• **DATA EXTRACT**:
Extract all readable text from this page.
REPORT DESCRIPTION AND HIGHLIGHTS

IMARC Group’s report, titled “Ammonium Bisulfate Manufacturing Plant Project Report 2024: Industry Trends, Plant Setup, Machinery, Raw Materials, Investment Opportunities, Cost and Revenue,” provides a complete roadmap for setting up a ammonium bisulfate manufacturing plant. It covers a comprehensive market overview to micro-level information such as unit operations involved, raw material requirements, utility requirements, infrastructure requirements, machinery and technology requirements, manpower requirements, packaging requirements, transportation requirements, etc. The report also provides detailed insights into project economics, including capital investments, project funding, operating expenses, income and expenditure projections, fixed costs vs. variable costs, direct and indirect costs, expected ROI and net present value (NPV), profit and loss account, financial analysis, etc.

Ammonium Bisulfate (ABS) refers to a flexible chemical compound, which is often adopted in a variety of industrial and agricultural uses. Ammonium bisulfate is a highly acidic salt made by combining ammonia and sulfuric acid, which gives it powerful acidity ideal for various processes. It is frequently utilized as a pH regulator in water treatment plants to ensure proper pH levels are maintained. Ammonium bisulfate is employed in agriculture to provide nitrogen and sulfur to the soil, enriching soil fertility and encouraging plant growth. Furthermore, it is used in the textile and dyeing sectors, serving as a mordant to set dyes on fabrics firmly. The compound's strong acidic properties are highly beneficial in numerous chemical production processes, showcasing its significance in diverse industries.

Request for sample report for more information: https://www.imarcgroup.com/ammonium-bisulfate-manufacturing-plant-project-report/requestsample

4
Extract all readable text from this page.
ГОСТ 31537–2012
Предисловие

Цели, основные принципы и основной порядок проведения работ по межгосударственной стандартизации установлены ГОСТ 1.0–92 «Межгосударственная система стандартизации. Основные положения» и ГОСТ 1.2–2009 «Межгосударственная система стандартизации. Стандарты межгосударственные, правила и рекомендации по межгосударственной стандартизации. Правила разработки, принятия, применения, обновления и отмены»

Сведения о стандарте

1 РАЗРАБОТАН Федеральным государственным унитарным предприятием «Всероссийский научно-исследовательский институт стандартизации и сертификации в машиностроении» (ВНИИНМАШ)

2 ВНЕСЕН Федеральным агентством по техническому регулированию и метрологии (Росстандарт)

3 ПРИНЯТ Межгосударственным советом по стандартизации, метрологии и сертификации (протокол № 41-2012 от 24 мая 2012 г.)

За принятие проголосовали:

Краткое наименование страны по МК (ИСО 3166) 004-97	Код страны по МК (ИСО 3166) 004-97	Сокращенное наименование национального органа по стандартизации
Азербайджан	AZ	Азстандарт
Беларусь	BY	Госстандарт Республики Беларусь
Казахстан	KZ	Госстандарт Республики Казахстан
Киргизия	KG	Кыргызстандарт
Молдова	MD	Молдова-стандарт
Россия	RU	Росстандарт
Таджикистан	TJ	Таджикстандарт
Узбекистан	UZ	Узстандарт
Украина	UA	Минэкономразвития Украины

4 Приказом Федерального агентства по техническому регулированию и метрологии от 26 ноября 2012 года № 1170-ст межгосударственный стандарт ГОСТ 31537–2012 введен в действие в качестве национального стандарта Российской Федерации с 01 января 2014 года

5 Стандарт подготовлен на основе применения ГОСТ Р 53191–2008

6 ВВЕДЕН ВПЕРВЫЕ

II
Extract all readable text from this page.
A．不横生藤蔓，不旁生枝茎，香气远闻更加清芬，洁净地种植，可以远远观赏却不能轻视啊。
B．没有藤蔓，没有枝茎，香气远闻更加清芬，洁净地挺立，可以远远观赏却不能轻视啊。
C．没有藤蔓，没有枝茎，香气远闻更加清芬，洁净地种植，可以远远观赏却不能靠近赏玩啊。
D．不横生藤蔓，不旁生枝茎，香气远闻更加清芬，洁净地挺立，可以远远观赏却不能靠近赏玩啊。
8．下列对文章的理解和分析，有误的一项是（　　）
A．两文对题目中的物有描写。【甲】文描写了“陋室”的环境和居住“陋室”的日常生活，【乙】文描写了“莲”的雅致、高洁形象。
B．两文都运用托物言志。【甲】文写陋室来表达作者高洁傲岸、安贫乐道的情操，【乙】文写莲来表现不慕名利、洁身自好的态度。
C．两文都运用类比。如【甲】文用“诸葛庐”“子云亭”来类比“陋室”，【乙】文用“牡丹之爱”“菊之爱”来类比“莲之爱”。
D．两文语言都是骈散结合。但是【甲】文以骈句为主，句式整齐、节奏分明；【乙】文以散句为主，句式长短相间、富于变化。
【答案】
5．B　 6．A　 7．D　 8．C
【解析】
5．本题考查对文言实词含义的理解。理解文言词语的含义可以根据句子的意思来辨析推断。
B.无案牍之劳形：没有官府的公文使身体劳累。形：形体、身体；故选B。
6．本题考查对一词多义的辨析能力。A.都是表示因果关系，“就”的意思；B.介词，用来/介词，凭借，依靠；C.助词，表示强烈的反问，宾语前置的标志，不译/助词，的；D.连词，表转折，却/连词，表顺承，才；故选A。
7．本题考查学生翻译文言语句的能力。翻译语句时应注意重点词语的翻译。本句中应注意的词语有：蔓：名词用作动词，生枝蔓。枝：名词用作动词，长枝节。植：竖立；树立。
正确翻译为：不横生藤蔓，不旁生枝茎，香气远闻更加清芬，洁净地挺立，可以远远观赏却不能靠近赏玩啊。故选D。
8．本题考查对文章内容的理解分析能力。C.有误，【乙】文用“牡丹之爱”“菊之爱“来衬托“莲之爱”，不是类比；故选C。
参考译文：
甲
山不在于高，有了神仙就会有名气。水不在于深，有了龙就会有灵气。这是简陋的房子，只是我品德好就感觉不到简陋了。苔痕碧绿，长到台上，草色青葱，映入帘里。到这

• **REQUIRED WORK**:
Exactly reproduce every line found in the records.

• **RESULT**:
Extract all readable text from this page.
REPORT DESCRIPTION AND HIGHLIGHTS

IMARC Group’s report, titled “Ammonium Bisulfate Manufacturing Plant Project Report 2024: Industry Trends, Plant Setup, Machinery, Raw Materials, Investment Opportunities, Cost and Revenue,” provides a complete roadmap for setting up a ammonium bisulfate manufacturing plant. It covers a comprehensive market overview to micro-level information such as unit operations involved, raw material requirements, utility requirements, infrastructure requirements, machinery and technology requirements, manpower requirements, packaging requirements, transportation requirements, etc. The report also provides detailed insights into project economics, including capital investments, project funding, operating expenses, income and expenditure projections, fixed costs vs. variable costs, direct and indirect costs, expected ROI and net present value (NPV), profit and loss account, financial analysis, etc.

Ammonium Bisulfate (ABS) refers to a flexible chemical compound, which is often adopted in a variety of industrial and agricultural uses. Ammonium bisulfate is a highly acidic salt made by combining ammonia and sulfuric acid, which gives it powerful acidity ideal for various processes. It is frequently utilized as a pH regulator in water treatment plants to ensure proper pH levels are maintained. Ammonium bisulfate is employed in agriculture to provide nitrogen and sulfur to the soil, enriching soil fertility and encouraging plant growth. Furthermore, it is used in the textile and dyeing sectors, serving as a mordant to set dyes on fabrics firmly. The compound's strong acidic properties are highly beneficial in numerous chemical production processes, showcasing its significance in diverse industries.

Request for sample report for more information: https://www.imarcgroup.com/ammonium-bisulfate-manufacturing-plant-project-report/requestsample

4
Extract all readable text from this page.
ГОСТ 31537–2012
Предисловие

Цели, основные принципы и основной порядок проведения работ по межгосударственной стандартизации установлены ГОСТ 1.0–92 «Межгосударственная система стандартизации. Основные положения» и ГОСТ 1.2–2009 «Межгосударственная система стандартизации. Стандарты межгосударственные, правила и рекомендации по межгосударственной стандартизации. Правила разработки, принятия, применения, обновления и отмены»

Сведения о стандарте

1 РАЗРАБОТАН Федеральным государственным унитарным предприятием «Всероссийский научно-исследовательский институт стандартизации и сертификации в машиностроении» (ВНИИНМАШ)

2 ВНЕСЕН Федеральным агентством по техническому регулированию и метрологии (Росстандарт)

3 ПРИНЯТ Межгосударственным советом по стандартизации, метрологии и сертификации (протокол № 41-2012 от 24 мая 2012 г.)

За принятие проголосовали:

Краткое наименование страны по МК (ИСО 3166) 004-97	Код страны по МК (ИСО 3166) 004-97	Сокращенное наименование национального органа по стандартизации
Азербайджан	AZ	Азстандарт
Беларусь	BY	Госстандарт Республики Беларусь
Казахстан	KZ	Госстандарт Республики Казахстан
Киргизия	KG	Кыргызстандарт
Молдова	MD	Молдова-стандарт
Россия	RU	Росстандарт
Таджикистан	TJ	Таджикстандарт
Узбекистан	UZ	Узстандарт
Украина	UA	Минэкономразвития Украины

4 Приказом Федерального агентства по техническому регулированию и метрологии от 26 ноября 2012 года № 1170-ст межгосударственный стандарт ГОСТ 31537–2012 введен в действие в качестве национального стандарта Российской Федерации с 01 января 2014 года

5 Стандарт подготовлен на основе применения ГОСТ Р 53191–2008

6 ВВЕДЕН ВПЕРВЫЕ

II
Extract all readable text from this page.
A．不横生藤蔓，不旁生枝茎，香气远闻更加清芬，洁净地种植，可以远远观赏却不能轻视啊。
B．没有藤蔓，没有枝茎，香气远闻更加清芬，洁净地挺立，可以远远观赏却不能轻视啊。
C．没有藤蔓，没有枝茎，香气远闻更加清芬，洁净地种植，可以远远观赏却不能靠近赏玩啊。
D．不横生藤蔓，不旁生枝茎，香气远闻更加清芬，洁净地挺立，可以远远观赏却不能靠近赏玩啊。
8．下列对文章的理解和分析，有误的一项是（　　）
A．两文对题目中的物有描写。【甲】文描写了“陋室”的环境和居住“陋室”的日常生活，【乙】文描写了“莲”的雅致、高洁形象。
B．两文都运用托物言志。【甲】文写陋室来表达作者高洁傲岸、安贫乐道的情操，【乙】文写莲来表现不慕名利、洁身自好的态度。
C．两文都运用类比。如【甲】文用“诸葛庐”“子云亭”来类比“陋室”，【乙】文用“牡丹之爱”“菊之爱”来类比“莲之爱”。
D．两文语言都是骈散结合。但是【甲】文以骈句为主，句式整齐、节奏分明；【乙】文以散句为主，句式长短相间、富于变化。
【答案】
5．B　 6．A　 7．D　 8．C
【解析】
5．本题考查对文言实词含义的理解。理解文言词语的含义可以根据句子的意思来辨析推断。
B.无案牍之劳形：没有官府的公文使身体劳累。形：形体、身体；故选B。
6．本题考查对一词多义的辨析能力。A.都是表示因果关系，“就”的意思；B.介词，用来/介词，凭借，依靠；C.助词，表示强烈的反问，宾语前置的标志，不译/助词，的；D.连词，表转折，却/连词，表顺承，才；故选A。
7．本题考查学生翻译文言语句的能力。翻译语句时应注意重点词语的翻译。本句中应注意的词语有：蔓：名词用作动词，生枝蔓。枝：名词用作动词，长枝节。植：竖立；树立。
正确翻译为：不横生藤蔓，不旁生枝茎，香气远闻更加清芬，洁净地挺立，可以远远观赏却不能靠近赏玩啊。故选D。
8．本题考查对文章内容的理解分析能力。C.有误，【乙】文用“牡丹之爱”“菊之爱“来衬托“莲之爱”，不是类比；故选C。
参考译文：
甲
山不在于高，有了神仙就会有名气。水不在于深，有了龙就会有灵气。这是简陋的房子，只是我品德好就感觉不到简陋了。苔痕碧绿，长到台上，草色青葱，映入帘里。到这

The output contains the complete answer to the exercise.